» **What you need to do**: Locate every line in the records below that contains the word "this", and copy each one.

(Lines of data)
#####

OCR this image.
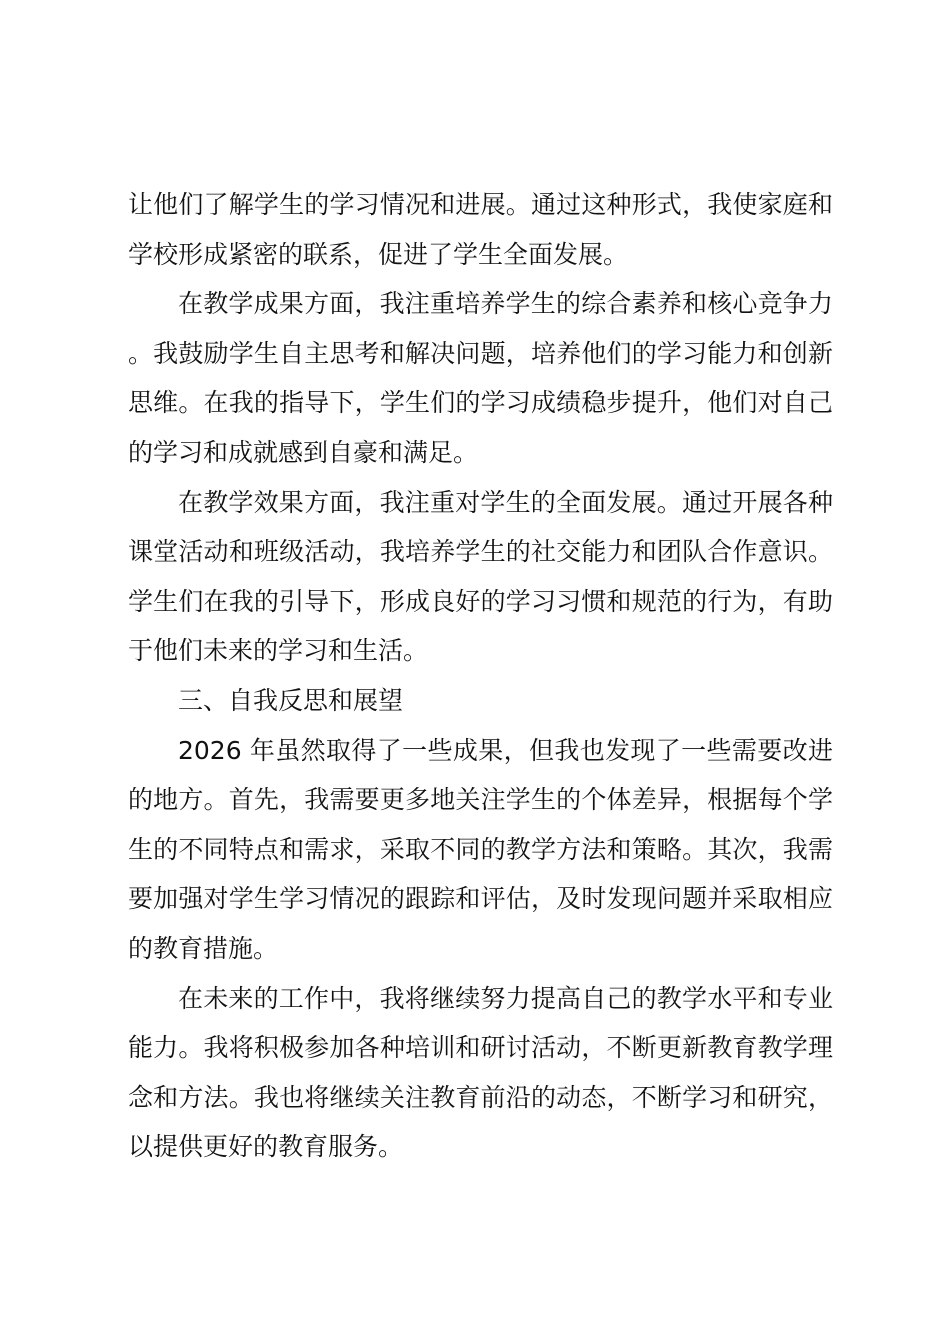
让他们了解学生的学习情况和进展。通过这种形式，我使家庭和学校形成紧密的联系，促进了学生全面发展。

在教学成果方面，我注重培养学生的综合素养和核心竞争力。我鼓励学生自主思考和解决问题，培养他们的学习能力和创新思维。在我的指导下，学生们的学习成绩稳步提升，他们对自己的学习和成就感到自豪和满足。

在教学效果方面，我注重对学生的全面发展。通过开展各种课堂活动和班级活动，我培养学生的社交能力和团队合作意识。学生们在我的引导下，形成良好的学习习惯和规范的行为，有助于他们未来的学习和生活。

三、自我反思和展望

2026 年虽然取得了一些成果，但我也发现了一些需要改进的地方。首先，我需要更多地关注学生的个体差异，根据每个学生的不同特点和需求，采取不同的教学方法和策略。其次，我需要加强对学生学习情况的跟踪和评估，及时发现问题并采取相应的教育措施。

在未来的工作中，我将继续努力提高自己的教学水平和专业能力。我将积极参加各种培训和研讨活动，不断更新教育教学理念和方法。我也将继续关注教育前沿的动态，不断学习和研究，以提供更好的教育服务。
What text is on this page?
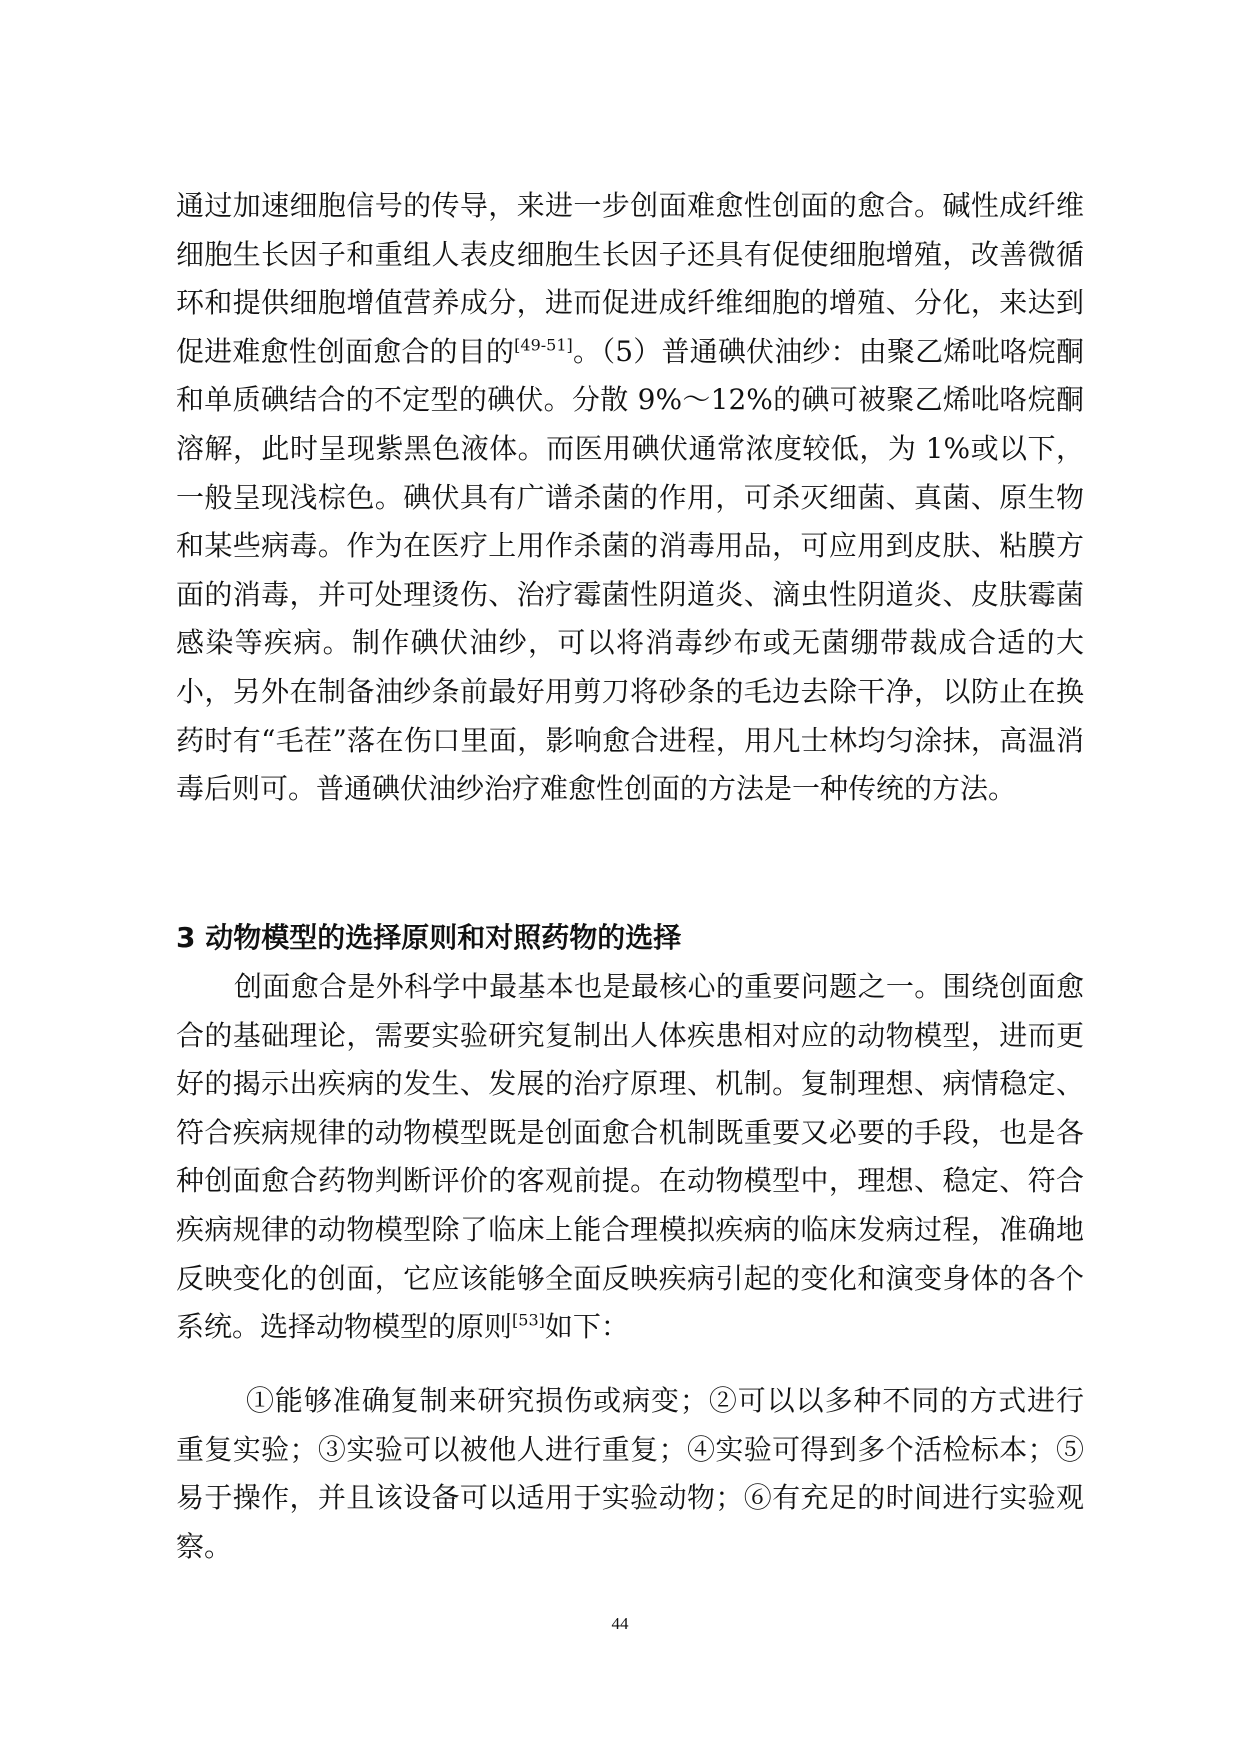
通过加速细胞信号的传导，来进一步创面难愈性创面的愈合。碱性成纤维细胞生长因子和重组人表皮细胞生长因子还具有促使细胞增殖，改善微循环和提供细胞增值营养成分，进而促进成纤维细胞的增殖、分化，来达到促进难愈性创面愈合的目的[49-51]。（5）普通碘伏油纱：由聚乙烯吡咯烷酮和单质碘结合的不定型的碘伏。分散 9%～12%的碘可被聚乙烯吡咯烷酮溶解，此时呈现紫黑色液体。而医用碘伏通常浓度较低，为 1%或以下，一般呈现浅棕色。碘伏具有广谱杀菌的作用，可杀灭细菌、真菌、原生物和某些病毒。作为在医疗上用作杀菌的消毒用品，可应用到皮肤、粘膜方面的消毒，并可处理烫伤、治疗霉菌性阴道炎、滴虫性阴道炎、皮肤霉菌感染等疾病。制作碘伏油纱，可以将消毒纱布或无菌绷带裁成合适的大小，另外在制备油纱条前最好用剪刀将砂条的毛边去除干净，以防止在换药时有“毛茬”落在伤口里面，影响愈合进程，用凡士林均匀涂抹，高温消毒后则可。普通碘伏油纱治疗难愈性创面的方法是一种传统的方法。

3 动物模型的选择原则和对照药物的选择

创面愈合是外科学中最基本也是最核心的重要问题之一。围绕创面愈合的基础理论，需要实验研究复制出人体疾患相对应的动物模型，进而更好的揭示出疾病的发生、发展的治疗原理、机制。复制理想、病情稳定、符合疾病规律的动物模型既是创面愈合机制既重要又必要的手段，也是各种创面愈合药物判断评价的客观前提。在动物模型中，理想、稳定、符合疾病规律的动物模型除了临床上能合理模拟疾病的临床发病过程，准确地反映变化的创面，它应该能够全面反映疾病引起的变化和演变身体的各个系统。选择动物模型的原则[53]如下：

①能够准确复制来研究损伤或病变；②可以以多种不同的方式进行重复实验；③实验可以被他人进行重复；④实验可得到多个活检标本；⑤易于操作，并且该设备可以适用于实验动物；⑥有充足的时间进行实验观察。

44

#####

» **Full answer**:
OCR this image.
What text is on this page?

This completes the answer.